# Written instruction:
Can you transcribe every record below exactly as it appears?

=-=-=-=-=

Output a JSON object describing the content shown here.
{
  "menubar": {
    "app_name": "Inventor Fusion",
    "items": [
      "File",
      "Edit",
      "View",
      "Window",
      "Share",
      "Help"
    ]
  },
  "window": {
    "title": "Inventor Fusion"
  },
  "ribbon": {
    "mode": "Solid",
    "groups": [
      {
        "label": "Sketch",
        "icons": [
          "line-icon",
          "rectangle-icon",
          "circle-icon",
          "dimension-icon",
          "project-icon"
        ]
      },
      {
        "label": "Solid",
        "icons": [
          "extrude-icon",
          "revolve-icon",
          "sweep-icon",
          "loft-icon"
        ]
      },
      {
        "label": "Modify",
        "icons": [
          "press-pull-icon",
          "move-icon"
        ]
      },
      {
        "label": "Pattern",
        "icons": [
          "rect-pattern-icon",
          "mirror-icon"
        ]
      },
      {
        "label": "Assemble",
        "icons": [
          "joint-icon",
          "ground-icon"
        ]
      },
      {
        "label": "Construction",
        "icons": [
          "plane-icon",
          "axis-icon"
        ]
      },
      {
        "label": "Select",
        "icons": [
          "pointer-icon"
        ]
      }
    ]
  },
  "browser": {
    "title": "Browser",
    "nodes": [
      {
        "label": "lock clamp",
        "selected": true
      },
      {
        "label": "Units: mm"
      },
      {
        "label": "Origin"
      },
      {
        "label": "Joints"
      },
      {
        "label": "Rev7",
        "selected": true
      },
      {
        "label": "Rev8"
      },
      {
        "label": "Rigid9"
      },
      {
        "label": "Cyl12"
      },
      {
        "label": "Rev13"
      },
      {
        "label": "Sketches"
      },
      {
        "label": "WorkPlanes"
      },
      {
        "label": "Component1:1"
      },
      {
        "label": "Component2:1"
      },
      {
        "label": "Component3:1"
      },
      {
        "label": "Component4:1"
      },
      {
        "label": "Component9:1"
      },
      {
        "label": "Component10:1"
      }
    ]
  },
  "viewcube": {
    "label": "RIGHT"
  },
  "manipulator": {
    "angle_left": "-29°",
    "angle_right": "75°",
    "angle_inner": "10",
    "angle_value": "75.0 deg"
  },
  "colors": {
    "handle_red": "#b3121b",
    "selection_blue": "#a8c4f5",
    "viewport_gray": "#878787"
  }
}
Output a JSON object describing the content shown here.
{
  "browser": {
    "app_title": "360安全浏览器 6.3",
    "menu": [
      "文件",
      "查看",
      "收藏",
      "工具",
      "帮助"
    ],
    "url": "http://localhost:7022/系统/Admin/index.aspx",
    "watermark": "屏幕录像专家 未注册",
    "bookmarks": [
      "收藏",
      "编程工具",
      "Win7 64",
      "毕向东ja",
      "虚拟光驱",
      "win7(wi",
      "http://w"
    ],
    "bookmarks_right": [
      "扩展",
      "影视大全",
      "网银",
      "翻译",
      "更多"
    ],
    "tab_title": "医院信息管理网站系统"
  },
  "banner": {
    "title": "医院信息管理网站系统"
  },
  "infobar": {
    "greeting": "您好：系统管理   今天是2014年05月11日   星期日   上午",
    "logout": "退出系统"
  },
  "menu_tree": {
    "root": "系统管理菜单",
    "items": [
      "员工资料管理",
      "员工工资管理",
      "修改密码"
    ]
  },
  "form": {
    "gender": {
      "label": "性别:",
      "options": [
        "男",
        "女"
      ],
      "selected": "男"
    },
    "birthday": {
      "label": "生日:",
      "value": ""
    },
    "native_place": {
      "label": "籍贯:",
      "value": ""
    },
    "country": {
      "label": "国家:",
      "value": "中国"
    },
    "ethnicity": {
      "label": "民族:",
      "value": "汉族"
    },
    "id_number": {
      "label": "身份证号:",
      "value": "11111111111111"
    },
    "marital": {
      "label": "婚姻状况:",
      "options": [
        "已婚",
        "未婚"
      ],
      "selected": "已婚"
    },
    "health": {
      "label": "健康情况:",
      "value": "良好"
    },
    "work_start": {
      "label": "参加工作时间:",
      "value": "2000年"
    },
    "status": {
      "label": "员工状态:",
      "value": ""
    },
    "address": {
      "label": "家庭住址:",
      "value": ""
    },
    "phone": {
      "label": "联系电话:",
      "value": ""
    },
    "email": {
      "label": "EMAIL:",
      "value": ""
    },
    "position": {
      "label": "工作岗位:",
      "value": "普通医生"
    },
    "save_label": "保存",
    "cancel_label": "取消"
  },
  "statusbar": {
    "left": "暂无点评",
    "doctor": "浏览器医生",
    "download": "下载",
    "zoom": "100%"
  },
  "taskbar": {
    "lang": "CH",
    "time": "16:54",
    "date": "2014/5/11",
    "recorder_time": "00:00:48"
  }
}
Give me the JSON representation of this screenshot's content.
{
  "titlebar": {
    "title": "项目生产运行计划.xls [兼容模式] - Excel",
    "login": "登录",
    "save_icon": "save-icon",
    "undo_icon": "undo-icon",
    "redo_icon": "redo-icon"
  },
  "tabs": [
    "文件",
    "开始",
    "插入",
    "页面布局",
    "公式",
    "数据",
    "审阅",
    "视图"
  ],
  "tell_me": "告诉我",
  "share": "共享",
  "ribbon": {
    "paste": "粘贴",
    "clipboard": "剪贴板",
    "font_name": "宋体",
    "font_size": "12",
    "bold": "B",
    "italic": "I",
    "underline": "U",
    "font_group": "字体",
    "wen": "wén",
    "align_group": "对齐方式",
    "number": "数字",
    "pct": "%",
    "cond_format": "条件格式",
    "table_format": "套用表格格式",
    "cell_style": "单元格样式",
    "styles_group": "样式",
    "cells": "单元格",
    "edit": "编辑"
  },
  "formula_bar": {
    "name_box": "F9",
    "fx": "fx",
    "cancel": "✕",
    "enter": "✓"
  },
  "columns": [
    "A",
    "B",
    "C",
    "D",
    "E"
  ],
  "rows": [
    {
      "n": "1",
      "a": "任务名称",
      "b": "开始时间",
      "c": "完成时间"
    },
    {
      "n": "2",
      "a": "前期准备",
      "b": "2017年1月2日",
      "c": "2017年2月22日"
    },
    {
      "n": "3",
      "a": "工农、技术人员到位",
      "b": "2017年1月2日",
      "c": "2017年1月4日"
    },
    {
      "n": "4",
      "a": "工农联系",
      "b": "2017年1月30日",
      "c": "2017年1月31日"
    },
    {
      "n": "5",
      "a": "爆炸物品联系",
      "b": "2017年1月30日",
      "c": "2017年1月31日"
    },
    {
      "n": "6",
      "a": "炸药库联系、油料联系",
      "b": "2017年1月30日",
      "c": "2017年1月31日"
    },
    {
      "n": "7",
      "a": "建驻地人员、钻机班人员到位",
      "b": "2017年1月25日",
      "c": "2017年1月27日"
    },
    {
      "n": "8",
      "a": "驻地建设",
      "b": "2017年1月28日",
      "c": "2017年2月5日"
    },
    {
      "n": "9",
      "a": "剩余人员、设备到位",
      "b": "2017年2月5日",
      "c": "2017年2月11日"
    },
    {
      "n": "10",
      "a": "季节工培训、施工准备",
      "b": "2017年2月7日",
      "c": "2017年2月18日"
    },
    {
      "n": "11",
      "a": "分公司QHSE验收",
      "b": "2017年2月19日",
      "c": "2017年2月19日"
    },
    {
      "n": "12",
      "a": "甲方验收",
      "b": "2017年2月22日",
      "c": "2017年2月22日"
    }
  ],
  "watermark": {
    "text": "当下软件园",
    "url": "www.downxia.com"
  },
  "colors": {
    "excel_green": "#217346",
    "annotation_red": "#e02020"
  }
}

=-=-=-=-=

# Exercise result:
Output a JSON object describing the content shown here.
{
  "menubar": {
    "app_name": "Inventor Fusion",
    "items": [
      "File",
      "Edit",
      "View",
      "Window",
      "Share",
      "Help"
    ]
  },
  "window": {
    "title": "Inventor Fusion"
  },
  "ribbon": {
    "mode": "Solid",
    "groups": [
      {
        "label": "Sketch",
        "icons": [
          "line-icon",
          "rectangle-icon",
          "circle-icon",
          "dimension-icon",
          "project-icon"
        ]
      },
      {
        "label": "Solid",
        "icons": [
          "extrude-icon",
          "revolve-icon",
          "sweep-icon",
          "loft-icon"
        ]
      },
      {
        "label": "Modify",
        "icons": [
          "press-pull-icon",
          "move-icon"
        ]
      },
      {
        "label": "Pattern",
        "icons": [
          "rect-pattern-icon",
          "mirror-icon"
        ]
      },
      {
        "label": "Assemble",
        "icons": [
          "joint-icon",
          "ground-icon"
        ]
      },
      {
        "label": "Construction",
        "icons": [
          "plane-icon",
          "axis-icon"
        ]
      },
      {
        "label": "Select",
        "icons": [
          "pointer-icon"
        ]
      }
    ]
  },
  "browser": {
    "title": "Browser",
    "nodes": [
      {
        "label": "lock clamp",
        "selected": true
      },
      {
        "label": "Units: mm"
      },
      {
        "label": "Origin"
      },
      {
        "label": "Joints"
      },
      {
        "label": "Rev7",
        "selected": true
      },
      {
        "label": "Rev8"
      },
      {
        "label": "Rigid9"
      },
      {
        "label": "Cyl12"
      },
      {
        "label": "Rev13"
      },
      {
        "label": "Sketches"
      },
      {
        "label": "WorkPlanes"
      },
      {
        "label": "Component1:1"
      },
      {
        "label": "Component2:1"
      },
      {
        "label": "Component3:1"
      },
      {
        "label": "Component4:1"
      },
      {
        "label": "Component9:1"
      },
      {
        "label": "Component10:1"
      }
    ]
  },
  "viewcube": {
    "label": "RIGHT"
  },
  "manipulator": {
    "angle_left": "-29°",
    "angle_right": "75°",
    "angle_inner": "10",
    "angle_value": "75.0 deg"
  },
  "colors": {
    "handle_red": "#b3121b",
    "selection_blue": "#a8c4f5",
    "viewport_gray": "#878787"
  }
}
Output a JSON object describing the content shown here.
{
  "browser": {
    "app_title": "360安全浏览器 6.3",
    "menu": [
      "文件",
      "查看",
      "收藏",
      "工具",
      "帮助"
    ],
    "url": "http://localhost:7022/系统/Admin/index.aspx",
    "watermark": "屏幕录像专家 未注册",
    "bookmarks": [
      "收藏",
      "编程工具",
      "Win7 64",
      "毕向东ja",
      "虚拟光驱",
      "win7(wi",
      "http://w"
    ],
    "bookmarks_right": [
      "扩展",
      "影视大全",
      "网银",
      "翻译",
      "更多"
    ],
    "tab_title": "医院信息管理网站系统"
  },
  "banner": {
    "title": "医院信息管理网站系统"
  },
  "infobar": {
    "greeting": "您好：系统管理   今天是2014年05月11日   星期日   上午",
    "logout": "退出系统"
  },
  "menu_tree": {
    "root": "系统管理菜单",
    "items": [
      "员工资料管理",
      "员工工资管理",
      "修改密码"
    ]
  },
  "form": {
    "gender": {
      "label": "性别:",
      "options": [
        "男",
        "女"
      ],
      "selected": "男"
    },
    "birthday": {
      "label": "生日:",
      "value": ""
    },
    "native_place": {
      "label": "籍贯:",
      "value": ""
    },
    "country": {
      "label": "国家:",
      "value": "中国"
    },
    "ethnicity": {
      "label": "民族:",
      "value": "汉族"
    },
    "id_number": {
      "label": "身份证号:",
      "value": "11111111111111"
    },
    "marital": {
      "label": "婚姻状况:",
      "options": [
        "已婚",
        "未婚"
      ],
      "selected": "已婚"
    },
    "health": {
      "label": "健康情况:",
      "value": "良好"
    },
    "work_start": {
      "label": "参加工作时间:",
      "value": "2000年"
    },
    "status": {
      "label": "员工状态:",
      "value": ""
    },
    "address": {
      "label": "家庭住址:",
      "value": ""
    },
    "phone": {
      "label": "联系电话:",
      "value": ""
    },
    "email": {
      "label": "EMAIL:",
      "value": ""
    },
    "position": {
      "label": "工作岗位:",
      "value": "普通医生"
    },
    "save_label": "保存",
    "cancel_label": "取消"
  },
  "statusbar": {
    "left": "暂无点评",
    "doctor": "浏览器医生",
    "download": "下载",
    "zoom": "100%"
  },
  "taskbar": {
    "lang": "CH",
    "time": "16:54",
    "date": "2014/5/11",
    "recorder_time": "00:00:48"
  }
}
Give me the JSON representation of this screenshot's content.
{
  "titlebar": {
    "title": "项目生产运行计划.xls [兼容模式] - Excel",
    "login": "登录",
    "save_icon": "save-icon",
    "undo_icon": "undo-icon",
    "redo_icon": "redo-icon"
  },
  "tabs": [
    "文件",
    "开始",
    "插入",
    "页面布局",
    "公式",
    "数据",
    "审阅",
    "视图"
  ],
  "tell_me": "告诉我",
  "share": "共享",
  "ribbon": {
    "paste": "粘贴",
    "clipboard": "剪贴板",
    "font_name": "宋体",
    "font_size": "12",
    "bold": "B",
    "italic": "I",
    "underline": "U",
    "font_group": "字体",
    "wen": "wén",
    "align_group": "对齐方式",
    "number": "数字",
    "pct": "%",
    "cond_format": "条件格式",
    "table_format": "套用表格格式",
    "cell_style": "单元格样式",
    "styles_group": "样式",
    "cells": "单元格",
    "edit": "编辑"
  },
  "formula_bar": {
    "name_box": "F9",
    "fx": "fx",
    "cancel": "✕",
    "enter": "✓"
  },
  "columns": [
    "A",
    "B",
    "C",
    "D",
    "E"
  ],
  "rows": [
    {
      "n": "1",
      "a": "任务名称",
      "b": "开始时间",
      "c": "完成时间"
    },
    {
      "n": "2",
      "a": "前期准备",
      "b": "2017年1月2日",
      "c": "2017年2月22日"
    },
    {
      "n": "3",
      "a": "工农、技术人员到位",
      "b": "2017年1月2日",
      "c": "2017年1月4日"
    },
    {
      "n": "4",
      "a": "工农联系",
      "b": "2017年1月30日",
      "c": "2017年1月31日"
    },
    {
      "n": "5",
      "a": "爆炸物品联系",
      "b": "2017年1月30日",
      "c": "2017年1月31日"
    },
    {
      "n": "6",
      "a": "炸药库联系、油料联系",
      "b": "2017年1月30日",
      "c": "2017年1月31日"
    },
    {
      "n": "7",
      "a": "建驻地人员、钻机班人员到位",
      "b": "2017年1月25日",
      "c": "2017年1月27日"
    },
    {
      "n": "8",
      "a": "驻地建设",
      "b": "2017年1月28日",
      "c": "2017年2月5日"
    },
    {
      "n": "9",
      "a": "剩余人员、设备到位",
      "b": "2017年2月5日",
      "c": "2017年2月11日"
    },
    {
      "n": "10",
      "a": "季节工培训、施工准备",
      "b": "2017年2月7日",
      "c": "2017年2月18日"
    },
    {
      "n": "11",
      "a": "分公司QHSE验收",
      "b": "2017年2月19日",
      "c": "2017年2月19日"
    },
    {
      "n": "12",
      "a": "甲方验收",
      "b": "2017年2月22日",
      "c": "2017年2月22日"
    }
  ],
  "watermark": {
    "text": "当下软件园",
    "url": "www.downxia.com"
  },
  "colors": {
    "excel_green": "#217346",
    "annotation_red": "#e02020"
  }
}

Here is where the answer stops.